_TASK_
Drop every picture, then transcribe the remaining data exactly.
+ + +
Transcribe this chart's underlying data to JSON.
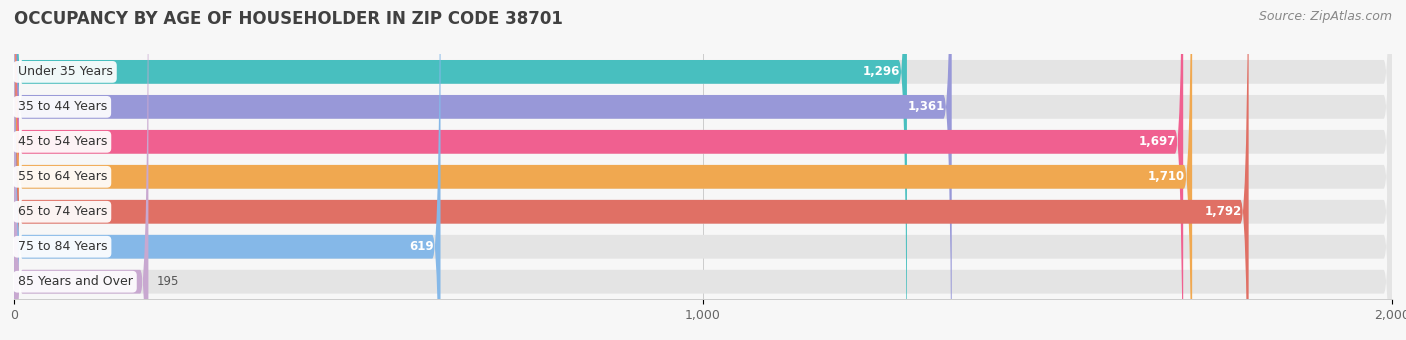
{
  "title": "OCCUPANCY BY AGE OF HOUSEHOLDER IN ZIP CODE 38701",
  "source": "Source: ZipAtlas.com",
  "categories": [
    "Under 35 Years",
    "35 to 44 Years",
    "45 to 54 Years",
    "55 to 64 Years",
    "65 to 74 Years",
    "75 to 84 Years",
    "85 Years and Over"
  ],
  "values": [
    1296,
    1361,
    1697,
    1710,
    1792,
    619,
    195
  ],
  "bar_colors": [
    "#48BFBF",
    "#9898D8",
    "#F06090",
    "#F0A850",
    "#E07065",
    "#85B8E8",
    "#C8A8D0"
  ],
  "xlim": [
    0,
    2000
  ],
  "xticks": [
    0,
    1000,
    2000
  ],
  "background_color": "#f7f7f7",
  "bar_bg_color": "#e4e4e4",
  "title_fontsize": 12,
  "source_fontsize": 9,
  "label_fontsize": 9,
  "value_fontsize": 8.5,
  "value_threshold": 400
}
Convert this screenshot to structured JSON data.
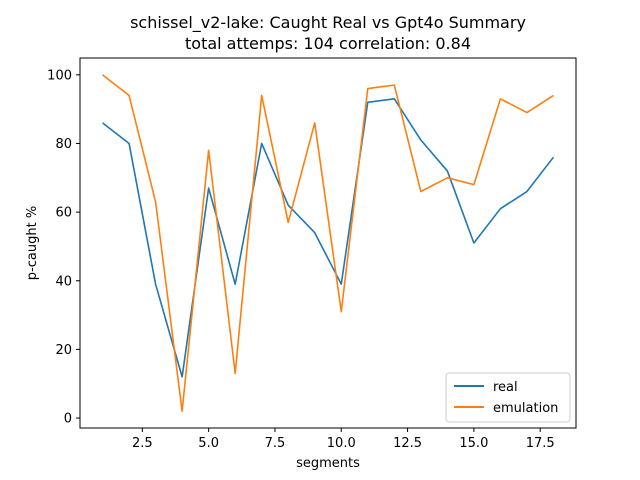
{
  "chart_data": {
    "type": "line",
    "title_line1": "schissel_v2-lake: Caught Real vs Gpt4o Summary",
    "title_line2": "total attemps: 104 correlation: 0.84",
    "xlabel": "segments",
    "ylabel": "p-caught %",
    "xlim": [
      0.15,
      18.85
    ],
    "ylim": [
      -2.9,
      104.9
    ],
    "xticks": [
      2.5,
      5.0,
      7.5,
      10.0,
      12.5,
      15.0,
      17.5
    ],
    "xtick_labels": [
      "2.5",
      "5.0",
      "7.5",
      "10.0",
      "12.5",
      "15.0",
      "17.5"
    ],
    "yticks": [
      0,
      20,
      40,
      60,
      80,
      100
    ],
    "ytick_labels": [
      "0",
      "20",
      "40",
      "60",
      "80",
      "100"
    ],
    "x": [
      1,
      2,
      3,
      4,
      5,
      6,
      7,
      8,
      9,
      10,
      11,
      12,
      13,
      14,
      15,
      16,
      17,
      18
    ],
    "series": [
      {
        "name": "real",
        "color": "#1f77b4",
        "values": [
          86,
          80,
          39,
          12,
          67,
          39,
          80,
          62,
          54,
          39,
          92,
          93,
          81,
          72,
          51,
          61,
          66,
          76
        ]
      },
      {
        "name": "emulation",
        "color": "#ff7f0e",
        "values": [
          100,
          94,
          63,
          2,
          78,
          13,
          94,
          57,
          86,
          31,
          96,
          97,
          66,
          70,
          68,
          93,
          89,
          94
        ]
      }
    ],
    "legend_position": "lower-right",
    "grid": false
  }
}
+ + +
_IN RESPONSE_
Transcribe this chart's underlying data to JSON.
{
  "title": "OCCUPANCY BY AGE OF HOUSEHOLDER IN ZIP CODE 38701",
  "source": "Source: ZipAtlas.com",
  "categories": [
    "Under 35 Years",
    "35 to 44 Years",
    "45 to 54 Years",
    "55 to 64 Years",
    "65 to 74 Years",
    "75 to 84 Years",
    "85 Years and Over"
  ],
  "values": [
    1296,
    1361,
    1697,
    1710,
    1792,
    619,
    195
  ],
  "bar_colors": [
    "#48BFBF",
    "#9898D8",
    "#F06090",
    "#F0A850",
    "#E07065",
    "#85B8E8",
    "#C8A8D0"
  ],
  "xlim": [
    0,
    2000
  ],
  "xticks": [
    0,
    1000,
    2000
  ],
  "background_color": "#f7f7f7",
  "bar_bg_color": "#e4e4e4",
  "title_fontsize": 12,
  "source_fontsize": 9,
  "label_fontsize": 9,
  "value_fontsize": 8.5,
  "value_threshold": 400
}
Convert this screenshot to structured JSON data.
{
  "chart_data": {
    "type": "line",
    "title_line1": "schissel_v2-lake: Caught Real vs Gpt4o Summary",
    "title_line2": "total attemps: 104 correlation: 0.84",
    "xlabel": "segments",
    "ylabel": "p-caught %",
    "xlim": [
      0.15,
      18.85
    ],
    "ylim": [
      -2.9,
      104.9
    ],
    "xticks": [
      2.5,
      5.0,
      7.5,
      10.0,
      12.5,
      15.0,
      17.5
    ],
    "xtick_labels": [
      "2.5",
      "5.0",
      "7.5",
      "10.0",
      "12.5",
      "15.0",
      "17.5"
    ],
    "yticks": [
      0,
      20,
      40,
      60,
      80,
      100
    ],
    "ytick_labels": [
      "0",
      "20",
      "40",
      "60",
      "80",
      "100"
    ],
    "x": [
      1,
      2,
      3,
      4,
      5,
      6,
      7,
      8,
      9,
      10,
      11,
      12,
      13,
      14,
      15,
      16,
      17,
      18
    ],
    "series": [
      {
        "name": "real",
        "color": "#1f77b4",
        "values": [
          86,
          80,
          39,
          12,
          67,
          39,
          80,
          62,
          54,
          39,
          92,
          93,
          81,
          72,
          51,
          61,
          66,
          76
        ]
      },
      {
        "name": "emulation",
        "color": "#ff7f0e",
        "values": [
          100,
          94,
          63,
          2,
          78,
          13,
          94,
          57,
          86,
          31,
          96,
          97,
          66,
          70,
          68,
          93,
          89,
          94
        ]
      }
    ],
    "legend_position": "lower-right",
    "grid": false
  }
}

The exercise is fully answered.